Directive: Reproduce each of the records below line for line, changing nothing.

Source records:

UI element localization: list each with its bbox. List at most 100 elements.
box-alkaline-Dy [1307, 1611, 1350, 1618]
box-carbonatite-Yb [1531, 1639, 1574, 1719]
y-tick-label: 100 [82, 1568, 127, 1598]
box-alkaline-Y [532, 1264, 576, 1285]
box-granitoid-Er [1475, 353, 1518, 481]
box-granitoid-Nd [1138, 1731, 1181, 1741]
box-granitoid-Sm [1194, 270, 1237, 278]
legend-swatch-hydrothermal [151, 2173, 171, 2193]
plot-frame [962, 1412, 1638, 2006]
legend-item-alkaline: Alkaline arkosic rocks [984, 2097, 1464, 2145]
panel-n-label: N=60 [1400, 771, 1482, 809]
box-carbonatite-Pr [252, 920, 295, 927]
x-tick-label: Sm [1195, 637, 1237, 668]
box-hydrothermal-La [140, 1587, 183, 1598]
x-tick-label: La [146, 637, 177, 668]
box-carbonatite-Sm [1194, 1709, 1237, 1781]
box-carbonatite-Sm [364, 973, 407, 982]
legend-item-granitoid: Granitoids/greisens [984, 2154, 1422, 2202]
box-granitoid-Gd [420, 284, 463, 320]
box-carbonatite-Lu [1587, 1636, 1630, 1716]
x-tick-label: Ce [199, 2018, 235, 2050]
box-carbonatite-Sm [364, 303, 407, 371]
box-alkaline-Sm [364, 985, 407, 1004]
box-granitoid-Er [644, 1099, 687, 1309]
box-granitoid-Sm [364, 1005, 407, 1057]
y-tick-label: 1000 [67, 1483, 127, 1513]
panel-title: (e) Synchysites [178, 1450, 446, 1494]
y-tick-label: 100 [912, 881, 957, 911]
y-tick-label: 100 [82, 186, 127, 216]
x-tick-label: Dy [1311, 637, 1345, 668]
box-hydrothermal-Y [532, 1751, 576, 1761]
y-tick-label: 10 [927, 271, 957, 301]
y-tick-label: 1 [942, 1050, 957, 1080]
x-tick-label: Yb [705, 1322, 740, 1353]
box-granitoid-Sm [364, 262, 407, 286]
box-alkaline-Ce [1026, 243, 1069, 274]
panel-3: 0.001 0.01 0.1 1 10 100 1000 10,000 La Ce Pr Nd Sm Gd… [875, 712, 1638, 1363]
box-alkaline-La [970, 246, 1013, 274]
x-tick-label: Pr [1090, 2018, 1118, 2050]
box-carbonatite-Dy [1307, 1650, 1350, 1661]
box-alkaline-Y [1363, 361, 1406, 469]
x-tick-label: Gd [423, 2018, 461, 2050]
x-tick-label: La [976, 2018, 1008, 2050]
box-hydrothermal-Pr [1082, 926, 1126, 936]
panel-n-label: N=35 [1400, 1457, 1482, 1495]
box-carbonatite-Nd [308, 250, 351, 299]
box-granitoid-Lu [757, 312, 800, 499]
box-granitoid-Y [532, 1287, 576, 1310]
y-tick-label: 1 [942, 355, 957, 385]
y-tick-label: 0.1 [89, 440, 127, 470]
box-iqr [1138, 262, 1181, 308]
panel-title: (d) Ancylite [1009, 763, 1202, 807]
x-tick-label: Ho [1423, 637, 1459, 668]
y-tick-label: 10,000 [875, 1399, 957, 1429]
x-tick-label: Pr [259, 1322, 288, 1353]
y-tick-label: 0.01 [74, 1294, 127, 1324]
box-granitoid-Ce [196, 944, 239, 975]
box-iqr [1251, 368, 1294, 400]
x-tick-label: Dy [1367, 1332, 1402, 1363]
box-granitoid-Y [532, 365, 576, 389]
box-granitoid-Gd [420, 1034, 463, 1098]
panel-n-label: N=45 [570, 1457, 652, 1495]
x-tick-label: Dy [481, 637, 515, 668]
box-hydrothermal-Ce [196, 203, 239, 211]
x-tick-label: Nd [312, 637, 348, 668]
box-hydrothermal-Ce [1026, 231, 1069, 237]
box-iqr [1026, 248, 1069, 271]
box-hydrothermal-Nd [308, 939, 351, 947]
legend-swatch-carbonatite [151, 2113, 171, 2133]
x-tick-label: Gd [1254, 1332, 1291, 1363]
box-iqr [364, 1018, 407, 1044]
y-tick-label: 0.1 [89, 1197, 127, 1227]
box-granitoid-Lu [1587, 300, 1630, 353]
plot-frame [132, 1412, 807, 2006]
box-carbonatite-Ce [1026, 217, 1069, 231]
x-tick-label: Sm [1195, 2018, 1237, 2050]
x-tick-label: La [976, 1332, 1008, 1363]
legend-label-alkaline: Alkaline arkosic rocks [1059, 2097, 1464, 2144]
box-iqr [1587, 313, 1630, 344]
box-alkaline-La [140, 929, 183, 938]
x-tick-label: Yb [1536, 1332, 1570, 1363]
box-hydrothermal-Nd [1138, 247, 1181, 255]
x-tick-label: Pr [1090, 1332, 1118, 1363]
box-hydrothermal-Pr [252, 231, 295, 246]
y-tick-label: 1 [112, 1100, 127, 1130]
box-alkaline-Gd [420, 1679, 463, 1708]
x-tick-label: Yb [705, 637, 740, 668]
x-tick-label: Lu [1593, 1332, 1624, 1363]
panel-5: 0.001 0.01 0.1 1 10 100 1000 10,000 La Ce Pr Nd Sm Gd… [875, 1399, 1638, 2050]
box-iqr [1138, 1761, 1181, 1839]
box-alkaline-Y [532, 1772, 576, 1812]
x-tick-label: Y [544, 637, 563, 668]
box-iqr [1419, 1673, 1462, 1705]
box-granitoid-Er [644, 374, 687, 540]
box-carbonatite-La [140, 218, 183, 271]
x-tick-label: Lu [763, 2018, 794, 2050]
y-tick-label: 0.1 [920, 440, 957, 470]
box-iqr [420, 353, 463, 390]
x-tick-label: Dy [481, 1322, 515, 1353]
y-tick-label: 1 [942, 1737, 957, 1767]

Output for this exercise:
UI element localization: list each with its bbox. List at most 100 elements.
box-alkaline-Dy [1307, 1611, 1350, 1618]
box-carbonatite-Yb [1531, 1639, 1574, 1719]
y-tick-label: 100 [82, 1568, 127, 1598]
box-alkaline-Y [532, 1264, 576, 1285]
box-granitoid-Er [1475, 353, 1518, 481]
box-granitoid-Nd [1138, 1731, 1181, 1741]
box-granitoid-Sm [1194, 270, 1237, 278]
legend-swatch-hydrothermal [151, 2173, 171, 2193]
plot-frame [962, 1412, 1638, 2006]
legend-item-alkaline: Alkaline arkosic rocks [984, 2097, 1464, 2145]
panel-n-label: N=60 [1400, 771, 1482, 809]
box-carbonatite-Pr [252, 920, 295, 927]
x-tick-label: Sm [1195, 637, 1237, 668]
box-hydrothermal-La [140, 1587, 183, 1598]
x-tick-label: La [146, 637, 177, 668]
box-carbonatite-Sm [1194, 1709, 1237, 1781]
box-carbonatite-Sm [364, 973, 407, 982]
legend-item-granitoid: Granitoids/greisens [984, 2154, 1422, 2202]
box-granitoid-Gd [420, 284, 463, 320]
box-carbonatite-Lu [1587, 1636, 1630, 1716]
x-tick-label: Ce [199, 2018, 235, 2050]
box-carbonatite-Sm [364, 303, 407, 371]
box-alkaline-Sm [364, 985, 407, 1004]
box-granitoid-Er [644, 1099, 687, 1309]
box-granitoid-Sm [364, 1005, 407, 1057]
y-tick-label: 1000 [67, 1483, 127, 1513]
panel-title: (e) Synchysites [178, 1450, 446, 1494]
y-tick-label: 100 [912, 881, 957, 911]
y-tick-label: 100 [82, 186, 127, 216]
x-tick-label: Dy [1311, 637, 1345, 668]
box-hydrothermal-Y [532, 1751, 576, 1761]
y-tick-label: 10 [927, 271, 957, 301]
y-tick-label: 1 [942, 1050, 957, 1080]
x-tick-label: Yb [705, 1322, 740, 1353]
box-granitoid-Sm [364, 262, 407, 286]
box-alkaline-Ce [1026, 243, 1069, 274]
panel-3: 0.001 0.01 0.1 1 10 100 1000 10,000 La Ce Pr Nd Sm Gd… [875, 712, 1638, 1363]
box-alkaline-La [970, 246, 1013, 274]
x-tick-label: Pr [1090, 2018, 1118, 2050]
box-carbonatite-Dy [1307, 1650, 1350, 1661]
box-alkaline-Y [1363, 361, 1406, 469]
x-tick-label: Gd [423, 2018, 461, 2050]
x-tick-label: La [976, 2018, 1008, 2050]
box-hydrothermal-Pr [1082, 926, 1126, 936]
panel-n-label: N=35 [1400, 1457, 1482, 1495]
box-carbonatite-Nd [308, 250, 351, 299]
box-granitoid-Lu [757, 312, 800, 499]
box-granitoid-Y [532, 1287, 576, 1310]
y-tick-label: 1 [942, 355, 957, 385]
y-tick-label: 0.1 [89, 440, 127, 470]
box-iqr [1138, 262, 1181, 308]
panel-title: (d) Ancylite [1009, 763, 1202, 807]
x-tick-label: Ho [1423, 637, 1459, 668]
y-tick-label: 10,000 [875, 1399, 957, 1429]
x-tick-label: Pr [259, 1322, 288, 1353]
y-tick-label: 0.01 [74, 1294, 127, 1324]
box-granitoid-Ce [196, 944, 239, 975]
box-iqr [1251, 368, 1294, 400]
x-tick-label: Dy [1367, 1332, 1402, 1363]
box-granitoid-Y [532, 365, 576, 389]
box-granitoid-Gd [420, 1034, 463, 1098]
panel-n-label: N=45 [570, 1457, 652, 1495]
x-tick-label: Dy [481, 637, 515, 668]
box-hydrothermal-Ce [196, 203, 239, 211]
x-tick-label: Nd [312, 637, 348, 668]
box-hydrothermal-Ce [1026, 231, 1069, 237]
box-iqr [1026, 248, 1069, 271]
box-hydrothermal-Nd [308, 939, 351, 947]
legend-swatch-carbonatite [151, 2113, 171, 2133]
x-tick-label: Gd [1254, 1332, 1291, 1363]
box-iqr [364, 1018, 407, 1044]
y-tick-label: 0.1 [89, 1197, 127, 1227]
box-granitoid-Lu [1587, 300, 1630, 353]
plot-frame [132, 1412, 807, 2006]
box-carbonatite-Ce [1026, 217, 1069, 231]
x-tick-label: Sm [1195, 2018, 1237, 2050]
x-tick-label: La [976, 1332, 1008, 1363]
legend-label-alkaline: Alkaline arkosic rocks [1059, 2097, 1464, 2144]
box-iqr [1587, 313, 1630, 344]
box-alkaline-La [140, 929, 183, 938]
x-tick-label: Yb [1536, 1332, 1570, 1363]
box-hydrothermal-Nd [1138, 247, 1181, 255]
x-tick-label: Pr [1090, 1332, 1118, 1363]
box-hydrothermal-Pr [252, 231, 295, 246]
y-tick-label: 1 [112, 1100, 127, 1130]
box-alkaline-Gd [420, 1679, 463, 1708]
x-tick-label: Yb [705, 637, 740, 668]
x-tick-label: Lu [1593, 1332, 1624, 1363]
panel-5: 0.001 0.01 0.1 1 10 100 1000 10,000 La Ce Pr Nd Sm Gd… [875, 1399, 1638, 2050]
box-iqr [1138, 1761, 1181, 1839]
box-alkaline-Y [532, 1772, 576, 1812]
x-tick-label: Y [544, 637, 563, 668]
box-iqr [1419, 1673, 1462, 1705]
box-granitoid-Er [644, 374, 687, 540]
box-carbonatite-La [140, 218, 183, 271]
x-tick-label: Lu [763, 2018, 794, 2050]
y-tick-label: 0.1 [920, 440, 957, 470]
box-iqr [420, 353, 463, 390]
x-tick-label: Dy [481, 1322, 515, 1353]
y-tick-label: 1 [942, 1737, 957, 1767]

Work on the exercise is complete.